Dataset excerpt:
*-*-*

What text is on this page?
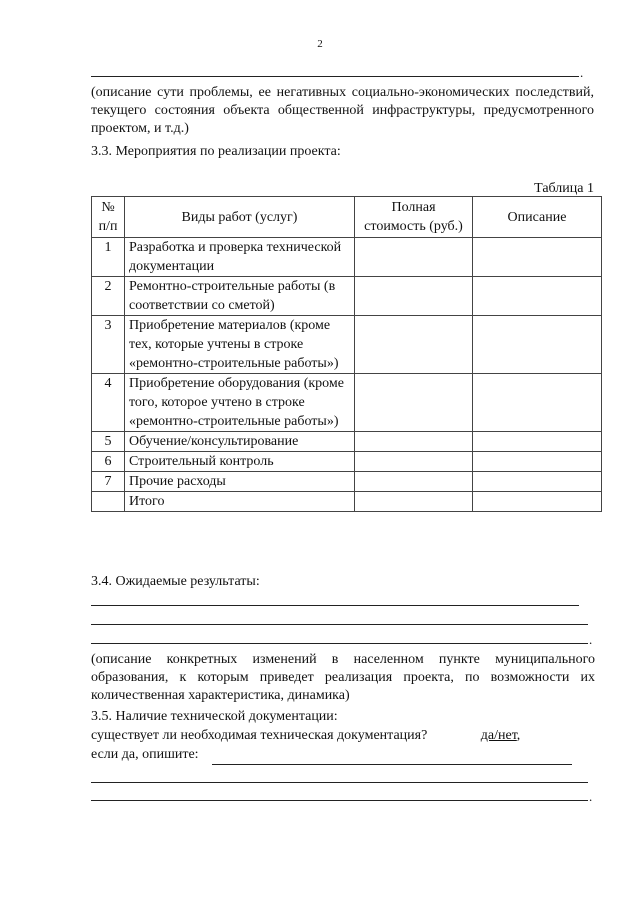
2
.

(описание сути проблемы, ее негативных социально-экономических последствий, текущего состояния объекта общественной инфраструктуры, предусмотренного проектом, и т.д.)

3.3. Мероприятия по реализации проекта:
Таблица 1
№ п/п	Виды работ (услуг)	Полная стоимость (руб.)	Описание
1	Разработка и проверка технической документации		
2	Ремонтно-строительные работы (в соответствии со сметой)		
3	Приобретение материалов (кроме тех, которые учтены в строке «ремонтно-строительные работы»)		
4	Приобретение оборудования (кроме того, которое учтено в строке «ремонтно-строительные работы»)		
5	Обучение/консультирование		
6	Строительный контроль		
7	Прочие расходы		
	Итого		
3.4. Ожидаемые результаты:
.

(описание конкретных изменений в населенном пункте муниципального образования, к которым приведет реализация проекта, по возможности их количественная характеристика, динамика)

3.5. Наличие технической документации:
существует ли необходимая техническая документация?	да/нет,
если да, опишите:
.
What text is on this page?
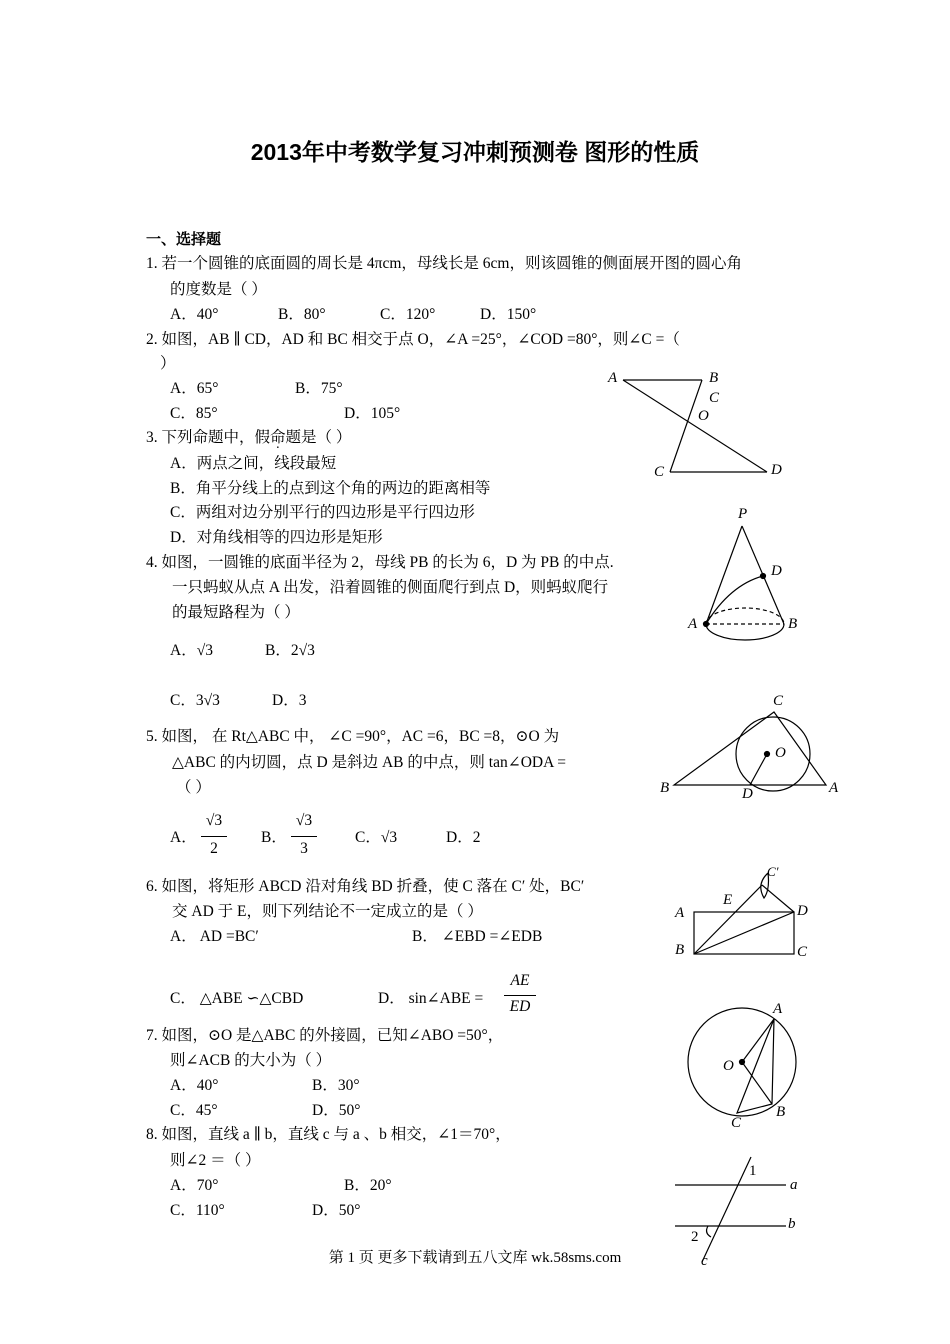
2013年中考数学复习冲刺预测卷 图形的性质
一、选择题
1. 若一个圆锥的底面圆的周长是 4πcm，母线长是 6cm，则该圆锥的侧面展开图的圆心角
的度数是（ ）
A．40°	B．80°	C．120°	D．150°
2. 如图，AB ∥ CD，AD 和 BC 相交于点 O，∠A =25°，∠COD =80°，则∠C =（
）
A．65°	B．75°
C．85°	D．105°
3. 下列命题中，假命题是（ ）
A．两点之间，线段最短
B．角平分线上的点到这个角的两边的距离相等
C．两组对边分别平行的四边形是平行四边形
D．对角线相等的四边形是矩形
4. 如图，一圆锥的底面半径为 2，母线 PB 的长为 6，D 为 PB 的中点.
一只蚂蚁从点 A 出发，沿着圆锥的侧面爬行到点 D，则蚂蚁爬行
的最短路程为（ ）
A．√3	B．2√3
C．3√3	D．3
5. 如图， 在 Rt△ABC 中， ∠C =90°，AC =6，BC =8，⊙O 为
△ABC 的内切圆，点 D 是斜边 AB 的中点，则 tan∠ODA =
（ ）
A．
√3
2
B．
√3
3
C．√3	D．2
6. 如图，将矩形 ABCD 沿对角线 BD 折叠，使 C 落在 C′ 处，BC′
交 AD 于 E，则下列结论不一定成立的是（ ）
A． AD =BC′	B． ∠EBD =∠EDB
C． △ABE ∽△CBD	D． sin∠ABE =
AE
ED
7. 如图，⊙O 是△ABC 的外接圆，已知∠ABO =50°，
则∠ACB 的大小为（ ）
A．40°	B．30°
C．45°	D．50°
8. 如图，直线 a ∥ b，直线 c 与 a 、b 相交，∠1＝70°，
则∠2 ＝（ ）
A．70°	B．20°
C．110°	D．50°
A	B
C
O
C	D
P
D
A	B
C
O
B	D	A
C′
E
A	D
B	C
A
O
B
C
1
a
b
2
c
第 1 页 更多下载请到五八文库 wk.58sms.com
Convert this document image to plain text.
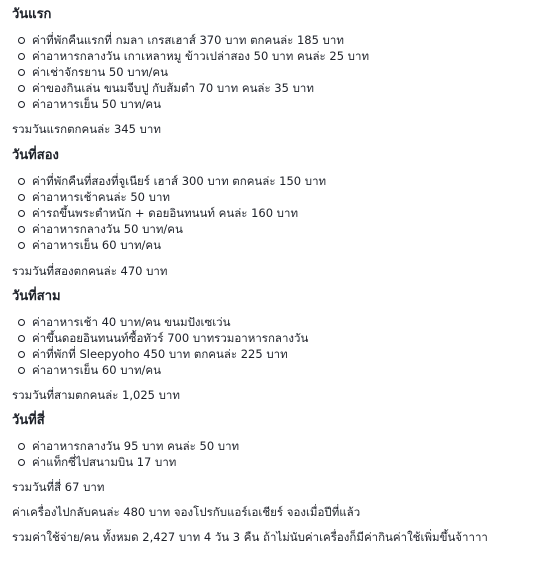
วันแรก
ค่าที่พักคืนแรกที่ กมลา เกรสเฮาส์ 370 บาท ตกคนล่ะ 185 บาท
ค่าอาหารกลางวัน เกาเหลาหมู ข้าวเปล่าสอง 50 บาท คนล่ะ 25 บาท
ค่าเช่าจักรยาน 50 บาท/คน
ค่าของกินเล่น ขนมจีบปู กับส้มตำ 70 บาท คนล่ะ 35 บาท
ค่าอาหารเย็น 50 บาท/คน
รวมวันแรกตกคนล่ะ 345 บาท
วันที่สอง
ค่าที่พักคืนที่สองที่จูเนียร์ เฮาส์ 300 บาท ตกคนล่ะ 150 บาท
ค่าอาหารเช้าคนล่ะ 50 บาท
ค่ารถขึ้นพระตำหนัก + ดอยอินทนนท์ คนล่ะ 160 บาท
ค่าอาหารกลางวัน 50 บาท/คน
ค่าอาหารเย็น 60 บาท/คน
รวมวันที่สองตกคนล่ะ 470 บาท
วันที่สาม
ค่าอาหารเช้า 40 บาท/คน ขนมปังเซเว่น
ค่าขึ้นดอยอินทนนท์ซื้อทัวร์ 700 บาทรวมอาหารกลางวัน
ค่าที่พักที่ Sleepyoho 450 บาท ตกคนล่ะ 225 บาท
ค่าอาหารเย็น 60 บาท/คน
รวมวันที่สามตกคนล่ะ 1,025 บาท
วันที่สี่
ค่าอาหารกลางวัน 95 บาท คนล่ะ 50 บาท
ค่าแท็กซี่ไปสนามบิน 17 บาท
รวมวันที่สี่ 67 บาท
ค่าเครื่องไปกลับคนล่ะ 480 บาท จองโปรกับแอร์เอเชียร์ จองเมื่อปีที่แล้ว
รวมค่าใช้จ่าย/คน ทั้งหมด 2,427 บาท 4 วัน 3 คืน ถ้าไม่นับค่าเครื่องก็มีค่ากินค่าใช้เพิ่มขึ้นจ้าาาา
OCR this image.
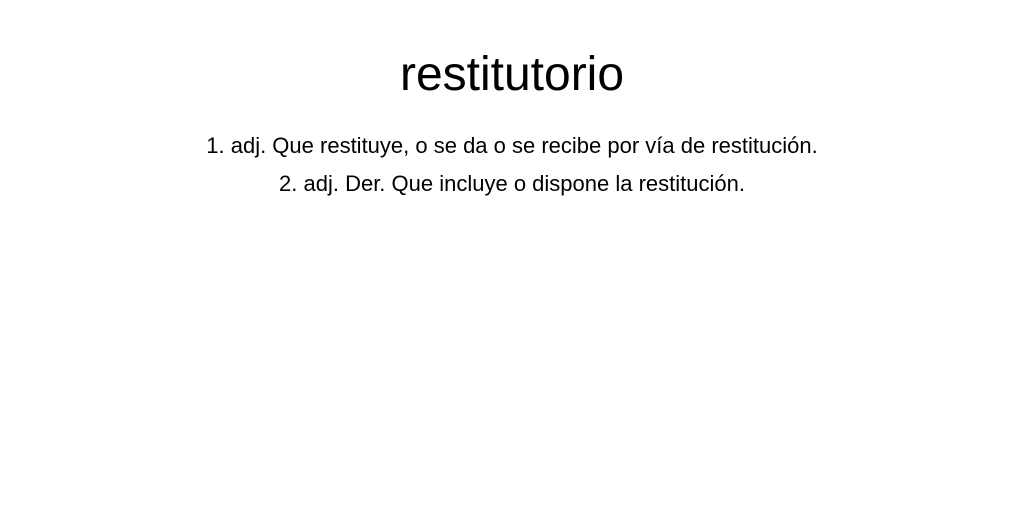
restitutorio
1. adj. Que restituye, o se da o se recibe por vía de restitución.
2. adj. Der. Que incluye o dispone la restitución.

*-*-*

Stated task:
From the entries above, extract every line where the word "документации" appears.

The answer:
1	Разработка и проверка технической документации		
3.5. Наличие технической документации:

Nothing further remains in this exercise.